WHAT TO WORK ON —
Your task is to retype each line of the data below exactly.

STORED ROWS —

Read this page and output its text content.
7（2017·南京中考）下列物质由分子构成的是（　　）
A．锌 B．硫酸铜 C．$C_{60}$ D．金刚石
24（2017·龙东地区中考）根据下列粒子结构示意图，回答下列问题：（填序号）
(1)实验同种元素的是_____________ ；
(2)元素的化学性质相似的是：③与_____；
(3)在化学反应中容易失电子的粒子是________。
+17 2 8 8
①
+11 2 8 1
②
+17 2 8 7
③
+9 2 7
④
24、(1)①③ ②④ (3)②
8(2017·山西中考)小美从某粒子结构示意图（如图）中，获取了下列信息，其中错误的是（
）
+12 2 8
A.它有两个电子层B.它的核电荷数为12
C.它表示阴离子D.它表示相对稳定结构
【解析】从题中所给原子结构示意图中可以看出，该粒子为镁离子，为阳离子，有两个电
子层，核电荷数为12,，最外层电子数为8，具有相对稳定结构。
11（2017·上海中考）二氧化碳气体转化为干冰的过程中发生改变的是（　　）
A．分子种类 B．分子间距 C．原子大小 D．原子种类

EXPECTED ANSWER —
Read this page and output its text content.
7（2017·南京中考）下列物质由分子构成的是（　　）
A．锌 B．硫酸铜 C．$C_{60}$ D．金刚石
24（2017·龙东地区中考）根据下列粒子结构示意图，回答下列问题：（填序号）
(1)实验同种元素的是_____________ ；
(2)元素的化学性质相似的是：③与_____；
(3)在化学反应中容易失电子的粒子是________。
+17 2 8 8
①
+11 2 8 1
②
+17 2 8 7
③
+9 2 7
④
24、(1)①③ ②④ (3)②
8(2017·山西中考)小美从某粒子结构示意图（如图）中，获取了下列信息，其中错误的是（
）
+12 2 8
A.它有两个电子层B.它的核电荷数为12
C.它表示阴离子D.它表示相对稳定结构
【解析】从题中所给原子结构示意图中可以看出，该粒子为镁离子，为阳离子，有两个电
子层，核电荷数为12,，最外层电子数为8，具有相对稳定结构。
11（2017·上海中考）二氧化碳气体转化为干冰的过程中发生改变的是（　　）
A．分子种类 B．分子间距 C．原子大小 D．原子种类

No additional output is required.